Problem requirements:
Extract the listing below in full, unchanged.

Extracted data entries
----------

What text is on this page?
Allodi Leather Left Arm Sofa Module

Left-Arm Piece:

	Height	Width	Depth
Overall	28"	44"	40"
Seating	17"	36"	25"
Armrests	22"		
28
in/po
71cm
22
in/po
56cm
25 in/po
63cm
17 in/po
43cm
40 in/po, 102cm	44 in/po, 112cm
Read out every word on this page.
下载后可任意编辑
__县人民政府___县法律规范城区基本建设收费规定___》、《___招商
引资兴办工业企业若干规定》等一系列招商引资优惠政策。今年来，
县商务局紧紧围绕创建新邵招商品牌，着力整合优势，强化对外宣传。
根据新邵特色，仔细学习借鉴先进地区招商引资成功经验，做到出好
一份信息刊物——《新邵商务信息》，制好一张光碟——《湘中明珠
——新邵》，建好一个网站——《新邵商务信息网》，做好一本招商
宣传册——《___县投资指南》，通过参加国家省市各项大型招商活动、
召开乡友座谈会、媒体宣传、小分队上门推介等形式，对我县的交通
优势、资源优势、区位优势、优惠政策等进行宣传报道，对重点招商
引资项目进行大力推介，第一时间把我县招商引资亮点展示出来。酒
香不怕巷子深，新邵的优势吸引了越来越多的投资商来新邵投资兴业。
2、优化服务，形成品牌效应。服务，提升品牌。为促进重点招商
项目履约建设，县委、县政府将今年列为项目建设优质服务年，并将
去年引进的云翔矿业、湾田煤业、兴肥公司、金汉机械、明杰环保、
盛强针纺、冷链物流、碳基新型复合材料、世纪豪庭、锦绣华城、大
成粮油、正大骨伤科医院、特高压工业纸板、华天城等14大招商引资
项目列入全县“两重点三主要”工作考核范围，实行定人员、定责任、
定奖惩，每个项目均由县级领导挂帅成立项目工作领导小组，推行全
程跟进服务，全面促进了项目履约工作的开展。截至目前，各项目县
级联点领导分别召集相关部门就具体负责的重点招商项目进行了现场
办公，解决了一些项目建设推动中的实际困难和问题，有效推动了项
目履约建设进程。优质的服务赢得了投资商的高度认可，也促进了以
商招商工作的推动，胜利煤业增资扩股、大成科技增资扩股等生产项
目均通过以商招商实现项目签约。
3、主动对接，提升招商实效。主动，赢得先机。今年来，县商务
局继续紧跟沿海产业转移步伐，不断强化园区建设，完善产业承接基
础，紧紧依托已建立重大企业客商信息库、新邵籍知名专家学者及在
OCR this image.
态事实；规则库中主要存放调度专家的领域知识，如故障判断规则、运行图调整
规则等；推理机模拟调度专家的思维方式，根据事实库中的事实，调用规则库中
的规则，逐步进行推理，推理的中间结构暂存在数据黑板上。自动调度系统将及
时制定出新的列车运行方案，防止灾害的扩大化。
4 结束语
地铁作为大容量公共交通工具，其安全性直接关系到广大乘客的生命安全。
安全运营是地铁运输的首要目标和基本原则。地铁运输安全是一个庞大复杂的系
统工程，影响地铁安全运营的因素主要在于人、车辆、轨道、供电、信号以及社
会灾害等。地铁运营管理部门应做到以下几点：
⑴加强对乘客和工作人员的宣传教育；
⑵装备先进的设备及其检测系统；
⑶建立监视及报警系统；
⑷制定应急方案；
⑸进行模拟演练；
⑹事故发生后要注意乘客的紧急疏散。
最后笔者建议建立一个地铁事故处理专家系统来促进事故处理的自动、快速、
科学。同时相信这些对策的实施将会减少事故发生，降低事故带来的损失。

----------

Exercise solution:
What text is on this page?
Allodi Leather Left Arm Sofa Module

Left-Arm Piece:

	Height	Width	Depth
Overall	28"	44"	40"
Seating	17"	36"	25"
Armrests	22"		
28
in/po
71cm
22
in/po
56cm
25 in/po
63cm
17 in/po
43cm
40 in/po, 102cm	44 in/po, 112cm
Read out every word on this page.
下载后可任意编辑
__县人民政府___县法律规范城区基本建设收费规定___》、《___招商
引资兴办工业企业若干规定》等一系列招商引资优惠政策。今年来，
县商务局紧紧围绕创建新邵招商品牌，着力整合优势，强化对外宣传。
根据新邵特色，仔细学习借鉴先进地区招商引资成功经验，做到出好
一份信息刊物——《新邵商务信息》，制好一张光碟——《湘中明珠
——新邵》，建好一个网站——《新邵商务信息网》，做好一本招商
宣传册——《___县投资指南》，通过参加国家省市各项大型招商活动、
召开乡友座谈会、媒体宣传、小分队上门推介等形式，对我县的交通
优势、资源优势、区位优势、优惠政策等进行宣传报道，对重点招商
引资项目进行大力推介，第一时间把我县招商引资亮点展示出来。酒
香不怕巷子深，新邵的优势吸引了越来越多的投资商来新邵投资兴业。
2、优化服务，形成品牌效应。服务，提升品牌。为促进重点招商
项目履约建设，县委、县政府将今年列为项目建设优质服务年，并将
去年引进的云翔矿业、湾田煤业、兴肥公司、金汉机械、明杰环保、
盛强针纺、冷链物流、碳基新型复合材料、世纪豪庭、锦绣华城、大
成粮油、正大骨伤科医院、特高压工业纸板、华天城等14大招商引资
项目列入全县“两重点三主要”工作考核范围，实行定人员、定责任、
定奖惩，每个项目均由县级领导挂帅成立项目工作领导小组，推行全
程跟进服务，全面促进了项目履约工作的开展。截至目前，各项目县
级联点领导分别召集相关部门就具体负责的重点招商项目进行了现场
办公，解决了一些项目建设推动中的实际困难和问题，有效推动了项
目履约建设进程。优质的服务赢得了投资商的高度认可，也促进了以
商招商工作的推动，胜利煤业增资扩股、大成科技增资扩股等生产项
目均通过以商招商实现项目签约。
3、主动对接，提升招商实效。主动，赢得先机。今年来，县商务
局继续紧跟沿海产业转移步伐，不断强化园区建设，完善产业承接基
础，紧紧依托已建立重大企业客商信息库、新邵籍知名专家学者及在
OCR this image.
态事实；规则库中主要存放调度专家的领域知识，如故障判断规则、运行图调整
规则等；推理机模拟调度专家的思维方式，根据事实库中的事实，调用规则库中
的规则，逐步进行推理，推理的中间结构暂存在数据黑板上。自动调度系统将及
时制定出新的列车运行方案，防止灾害的扩大化。
4 结束语
地铁作为大容量公共交通工具，其安全性直接关系到广大乘客的生命安全。
安全运营是地铁运输的首要目标和基本原则。地铁运输安全是一个庞大复杂的系
统工程，影响地铁安全运营的因素主要在于人、车辆、轨道、供电、信号以及社
会灾害等。地铁运营管理部门应做到以下几点：
⑴加强对乘客和工作人员的宣传教育；
⑵装备先进的设备及其检测系统；
⑶建立监视及报警系统；
⑷制定应急方案；
⑸进行模拟演练；
⑹事故发生后要注意乘客的紧急疏散。
最后笔者建议建立一个地铁事故处理专家系统来促进事故处理的自动、快速、
科学。同时相信这些对策的实施将会减少事故发生，降低事故带来的损失。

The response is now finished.